(Data records)
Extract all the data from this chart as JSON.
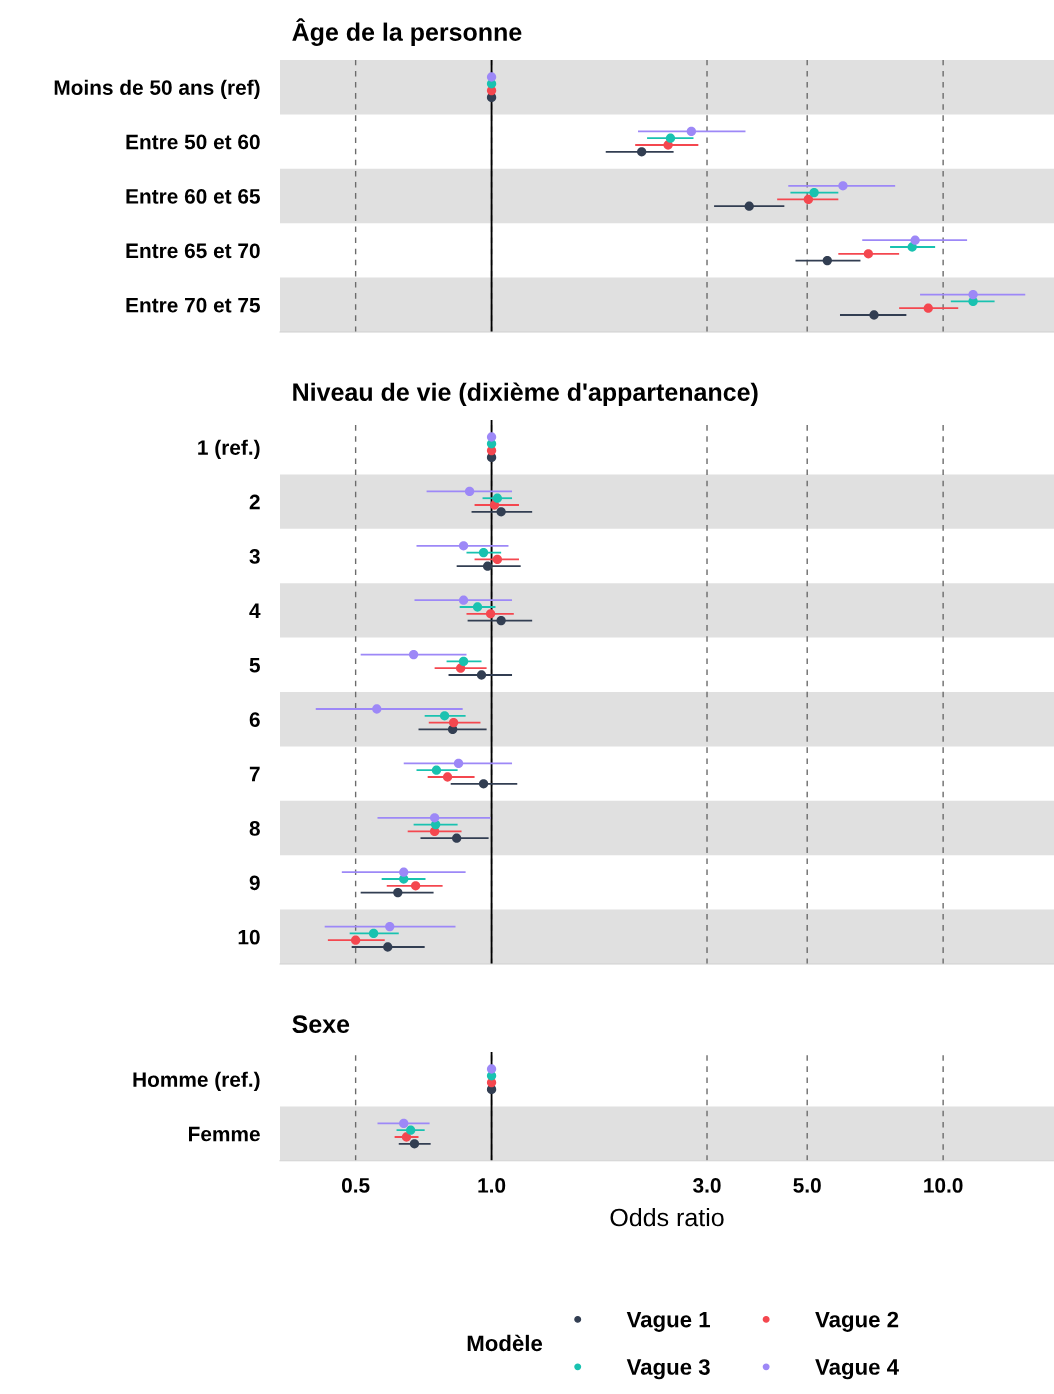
{
  "chart_data": [
    {
      "type": "scatter",
      "orientation": "horizontal",
      "title": "Âge de la personne",
      "log": "x",
      "grid": "x",
      "marker": "circle",
      "tick_labels": "y",
      "legend": "bottom",
      "legend_title": "Modèle",
      "categories": [
        "Moins de 50 ans (ref)",
        "Entre 50 et 60",
        "Entre 60 et 65",
        "Entre 65 et 70",
        "Entre 70 et 75"
      ],
      "xlim": [
        0.34,
        17.6
      ],
      "xticks": [
        {
          "value": 0.5,
          "label": null
        },
        {
          "value": 1,
          "label": null
        },
        {
          "value": 3,
          "label": null
        },
        {
          "value": 5,
          "label": null
        },
        {
          "value": 10,
          "label": null
        }
      ],
      "ref_lines": [
        {
          "axis": "x",
          "value": 1,
          "label": null,
          "color": "#000000",
          "line_style": "solid"
        }
      ],
      "bands": [
        {
          "axis": "y",
          "from": "Moins de 50 ans (ref)",
          "to": "Moins de 50 ans (ref)",
          "label": null,
          "color": "#e0e0e0"
        },
        {
          "axis": "y",
          "from": "Entre 60 et 65",
          "to": "Entre 60 et 65",
          "label": null,
          "color": "#e0e0e0"
        },
        {
          "axis": "y",
          "from": "Entre 70 et 75",
          "to": "Entre 70 et 75",
          "label": null,
          "color": "#e0e0e0"
        }
      ],
      "series": [
        {
          "name": "Vague 1",
          "color": "#323e52",
          "values": [
            1,
            2.15,
            3.72,
            5.54,
            7.03
          ],
          "errors": [
            null,
            [
              1.79,
              2.53
            ],
            [
              3.11,
              4.45
            ],
            [
              4.71,
              6.56
            ],
            [
              5.91,
              8.29
            ]
          ]
        },
        {
          "name": "Vague 2",
          "color": "#f4474f",
          "values": [
            1,
            2.46,
            5.03,
            6.83,
            9.27
          ],
          "errors": [
            null,
            [
              2.08,
              2.87
            ],
            [
              4.29,
              5.86
            ],
            [
              5.86,
              7.99
            ],
            [
              7.99,
              10.8
            ]
          ]
        },
        {
          "name": "Vague 3",
          "color": "#19c2b0",
          "values": [
            1,
            2.49,
            5.18,
            8.54,
            11.65
          ],
          "errors": [
            null,
            [
              2.21,
              2.8
            ],
            [
              4.59,
              5.86
            ],
            [
              7.63,
              9.6
            ],
            [
              10.4,
              13.0
            ]
          ]
        },
        {
          "name": "Vague 4",
          "color": "#9d88f7",
          "values": [
            1,
            2.77,
            6.0,
            8.67,
            11.65
          ],
          "errors": [
            null,
            [
              2.11,
              3.65
            ],
            [
              4.54,
              7.83
            ],
            [
              6.62,
              11.3
            ],
            [
              8.89,
              15.2
            ]
          ]
        }
      ]
    },
    {
      "type": "scatter",
      "orientation": "horizontal",
      "title": "Niveau de vie (dixième d'appartenance)",
      "log": "x",
      "grid": "x",
      "marker": "circle",
      "tick_labels": "y",
      "categories": [
        "1 (ref.)",
        "2",
        "3",
        "4",
        "5",
        "6",
        "7",
        "8",
        "9",
        "10"
      ],
      "xlim": [
        0.34,
        17.6
      ],
      "xticks": [
        {
          "value": 0.5,
          "label": null
        },
        {
          "value": 1,
          "label": null
        },
        {
          "value": 3,
          "label": null
        },
        {
          "value": 5,
          "label": null
        },
        {
          "value": 10,
          "label": null
        }
      ],
      "ref_lines": [
        {
          "axis": "x",
          "value": 1,
          "label": null,
          "color": "#000000",
          "line_style": "solid"
        }
      ],
      "bands": [
        {
          "axis": "y",
          "from": "2",
          "to": "2",
          "label": null,
          "color": "#e0e0e0"
        },
        {
          "axis": "y",
          "from": "4",
          "to": "4",
          "label": null,
          "color": "#e0e0e0"
        },
        {
          "axis": "y",
          "from": "6",
          "to": "6",
          "label": null,
          "color": "#e0e0e0"
        },
        {
          "axis": "y",
          "from": "8",
          "to": "8",
          "label": null,
          "color": "#e0e0e0"
        },
        {
          "axis": "y",
          "from": "10",
          "to": "10",
          "label": null,
          "color": "#e0e0e0"
        }
      ],
      "series": [
        {
          "color": "#323e52",
          "values": [
            1,
            1.05,
            0.98,
            1.05,
            0.95,
            0.82,
            0.96,
            0.837,
            0.62,
            0.589
          ],
          "errors": [
            null,
            [
              0.903,
              1.23
            ],
            [
              0.837,
              1.16
            ],
            [
              0.885,
              1.23
            ],
            [
              0.803,
              1.11
            ],
            [
              0.689,
              0.975
            ],
            [
              0.812,
              1.14
            ],
            [
              0.696,
              0.985
            ],
            [
              0.513,
              0.744
            ],
            [
              0.49,
              0.711
            ]
          ]
        },
        {
          "color": "#f4474f",
          "values": [
            1,
            1.015,
            1.03,
            0.995,
            0.854,
            0.824,
            0.799,
            0.748,
            0.679,
            0.5
          ],
          "errors": [
            null,
            [
              0.917,
              1.15
            ],
            [
              0.917,
              1.15
            ],
            [
              0.88,
              1.12
            ],
            [
              0.748,
              0.975
            ],
            [
              0.726,
              0.945
            ],
            [
              0.722,
              0.917
            ],
            [
              0.652,
              0.858
            ],
            [
              0.586,
              0.779
            ],
            [
              0.434,
              0.58
            ]
          ]
        },
        {
          "color": "#19c2b0",
          "values": [
            1,
            1.03,
            0.96,
            0.931,
            0.867,
            0.787,
            0.755,
            0.752,
            0.639,
            0.548
          ],
          "errors": [
            null,
            [
              0.955,
              1.11
            ],
            [
              0.88,
              1.05
            ],
            [
              0.85,
              1.02
            ],
            [
              0.795,
              0.95
            ],
            [
              0.711,
              0.876
            ],
            [
              0.682,
              0.841
            ],
            [
              0.672,
              0.841
            ],
            [
              0.571,
              0.714
            ],
            [
              0.485,
              0.623
            ]
          ]
        },
        {
          "color": "#9d88f7",
          "values": [
            1,
            0.894,
            0.867,
            0.867,
            0.672,
            0.557,
            0.845,
            0.748,
            0.639,
            0.595
          ],
          "errors": [
            null,
            [
              0.718,
              1.11
            ],
            [
              0.682,
              1.09
            ],
            [
              0.675,
              1.11
            ],
            [
              0.513,
              0.88
            ],
            [
              0.408,
              0.863
            ],
            [
              0.639,
              1.11
            ],
            [
              0.559,
              0.995
            ],
            [
              0.466,
              0.876
            ],
            [
              0.427,
              0.832
            ]
          ]
        }
      ]
    },
    {
      "type": "scatter",
      "orientation": "horizontal",
      "title": "Sexe",
      "log": "x",
      "grid": "x",
      "marker": "circle",
      "xlabel": "Odds ratio",
      "categories": [
        "Homme (ref.)",
        "Femme"
      ],
      "xlim": [
        0.34,
        17.6
      ],
      "xticks": [
        0.5,
        {
          "value": 1,
          "label": "1.0"
        },
        {
          "value": 3,
          "label": "3.0"
        },
        {
          "value": 5,
          "label": "5.0"
        },
        {
          "value": 10,
          "label": "10.0"
        }
      ],
      "ref_lines": [
        {
          "axis": "x",
          "value": 1,
          "label": null,
          "color": "#000000",
          "line_style": "solid"
        }
      ],
      "bands": [
        {
          "axis": "y",
          "from": "Femme",
          "to": "Femme",
          "label": null,
          "color": "#e0e0e0"
        }
      ],
      "series": [
        {
          "color": "#323e52",
          "values": [
            1,
            0.675
          ],
          "errors": [
            null,
            [
              0.623,
              0.733
            ]
          ]
        },
        {
          "color": "#f4474f",
          "values": [
            1,
            0.648
          ],
          "errors": [
            null,
            [
              0.61,
              0.689
            ]
          ]
        },
        {
          "color": "#19c2b0",
          "values": [
            1,
            0.662
          ],
          "errors": [
            null,
            [
              0.616,
              0.711
            ]
          ]
        },
        {
          "color": "#9d88f7",
          "values": [
            1,
            0.639
          ],
          "errors": [
            null,
            [
              0.559,
              0.729
            ]
          ]
        }
      ]
    }
  ]
}
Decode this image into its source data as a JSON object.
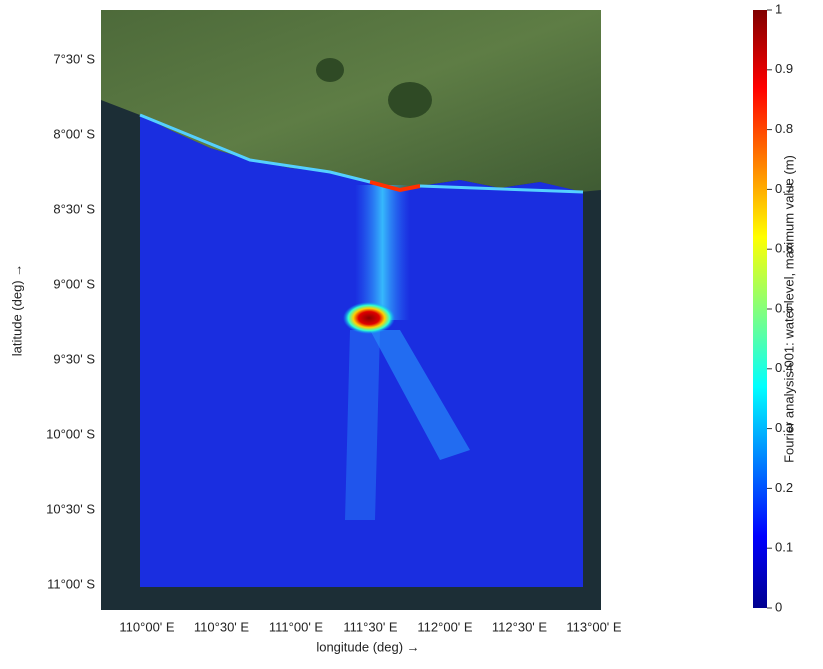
{
  "axes": {
    "xlabel": "longitude (deg) →",
    "ylabel": "latitude (deg) →",
    "xticks": [
      "110°00' E",
      "110°30' E",
      "111°00' E",
      "111°30' E",
      "112°00' E",
      "112°30' E",
      "113°00' E"
    ],
    "yticks": [
      "7°30' S",
      "8°00' S",
      "8°30' S",
      "9°00' S",
      "9°30' S",
      "10°00' S",
      "10°30' S",
      "11°00' S"
    ]
  },
  "colorbar": {
    "label": "Fourier analysis 001: water level, maximum value (m)",
    "lim": [
      0,
      1
    ],
    "ticks": [
      0,
      0.1,
      0.2,
      0.3,
      0.4,
      0.5,
      0.6,
      0.7,
      0.8,
      0.9,
      1
    ]
  }
}
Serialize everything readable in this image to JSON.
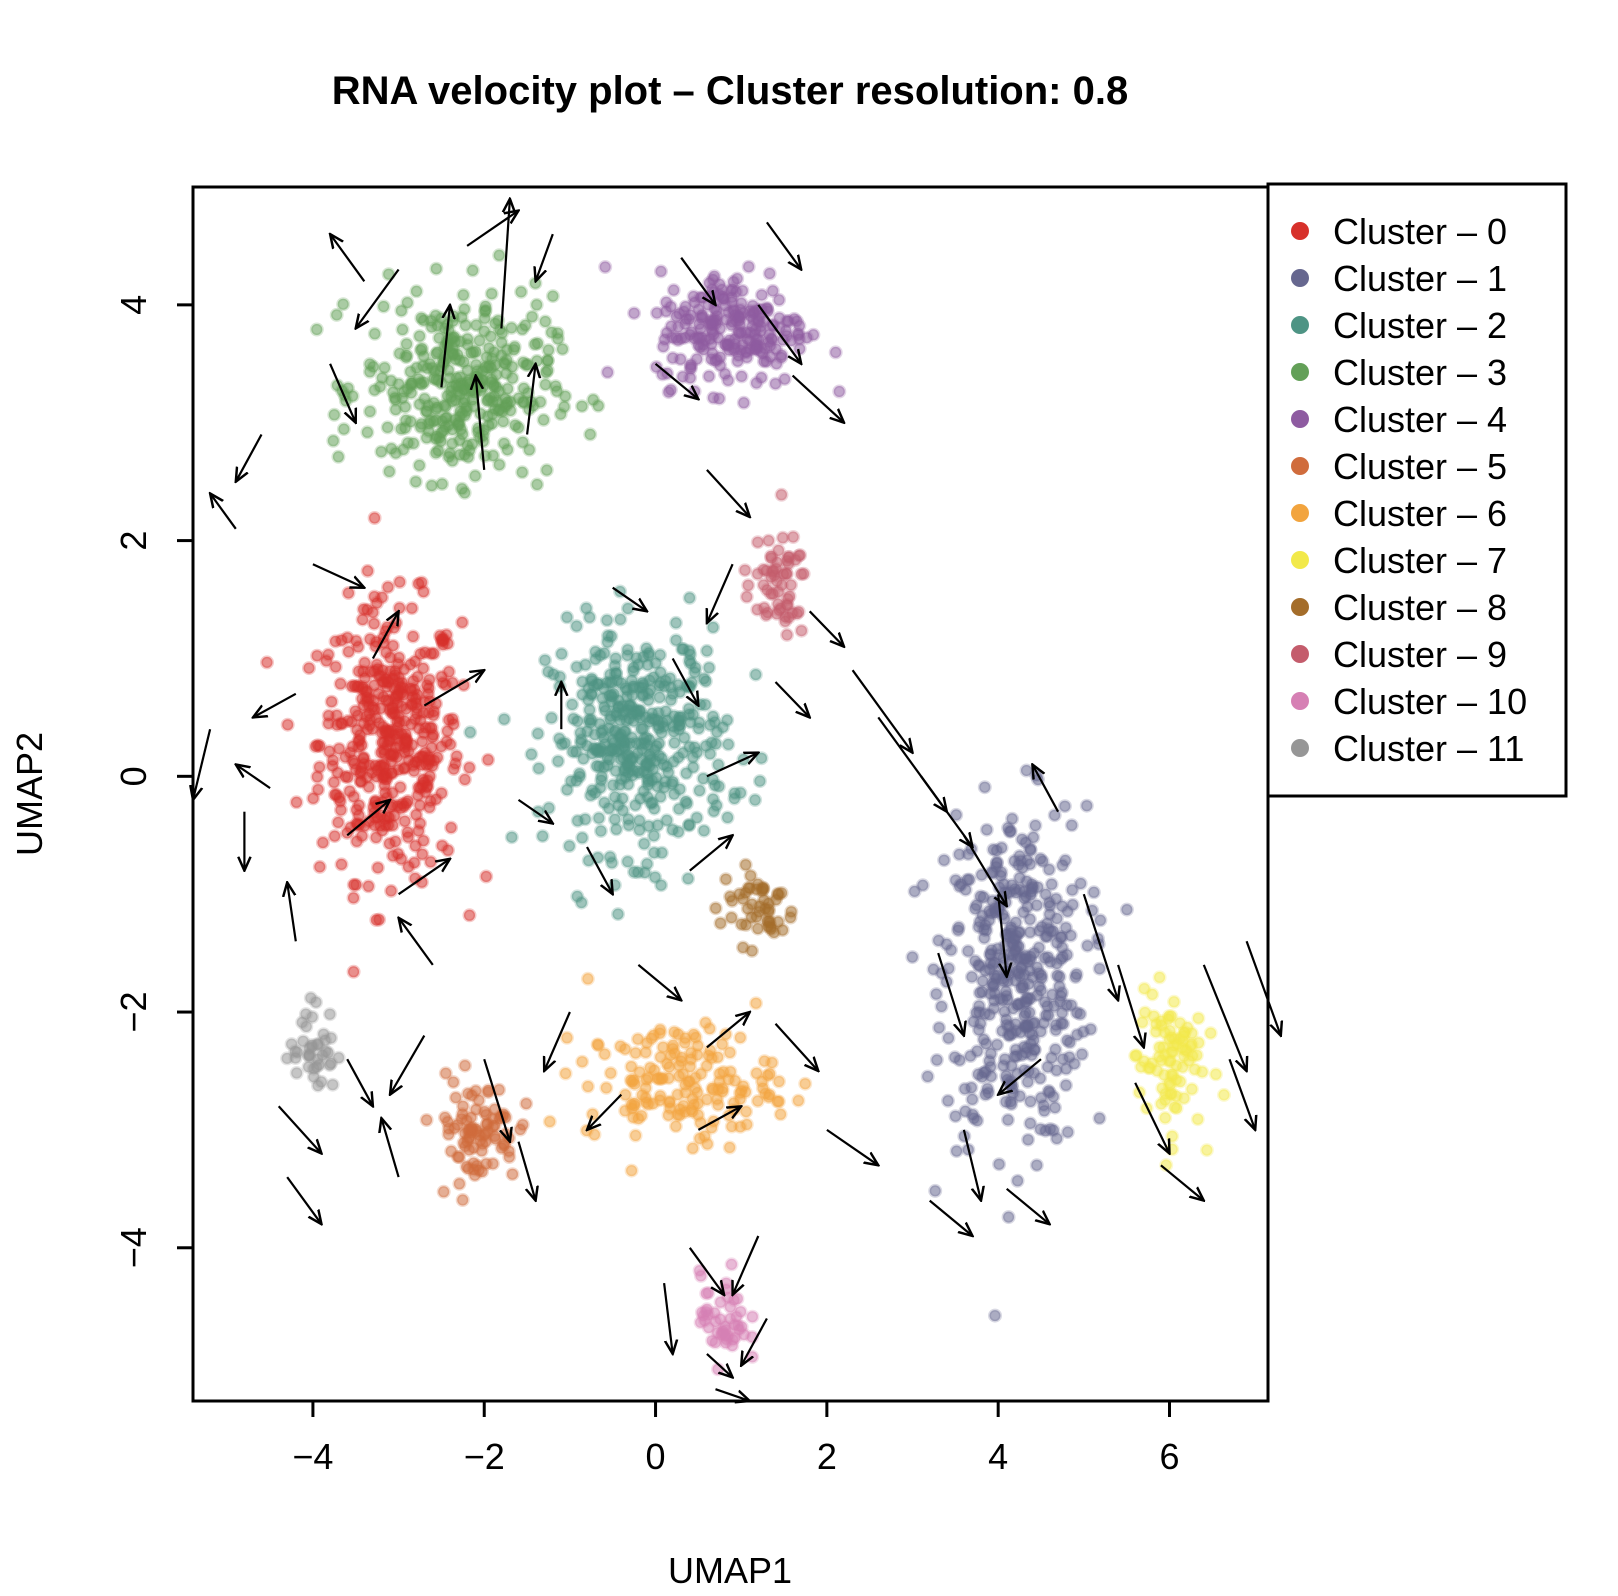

▶ Direction:
Everything from the line with "Decode this image" through the end of the records above, and nothing else, is to be quoted exactly; please leave the pictures out.

▶ Result of the task:
Decode this image into its source data as a JSON object.
{
  "axes": {
    "xlabel": "longitude (deg) →",
    "ylabel": "latitude (deg) →",
    "xticks": [
      "110°00' E",
      "110°30' E",
      "111°00' E",
      "111°30' E",
      "112°00' E",
      "112°30' E",
      "113°00' E"
    ],
    "yticks": [
      "7°30' S",
      "8°00' S",
      "8°30' S",
      "9°00' S",
      "9°30' S",
      "10°00' S",
      "10°30' S",
      "11°00' S"
    ]
  },
  "colorbar": {
    "label": "Fourier analysis 001: water level, maximum value (m)",
    "lim": [
      0,
      1
    ],
    "ticks": [
      0,
      0.1,
      0.2,
      0.3,
      0.4,
      0.5,
      0.6,
      0.7,
      0.8,
      0.9,
      1
    ]
  }
}
Serialize everything readable in this image to JSON.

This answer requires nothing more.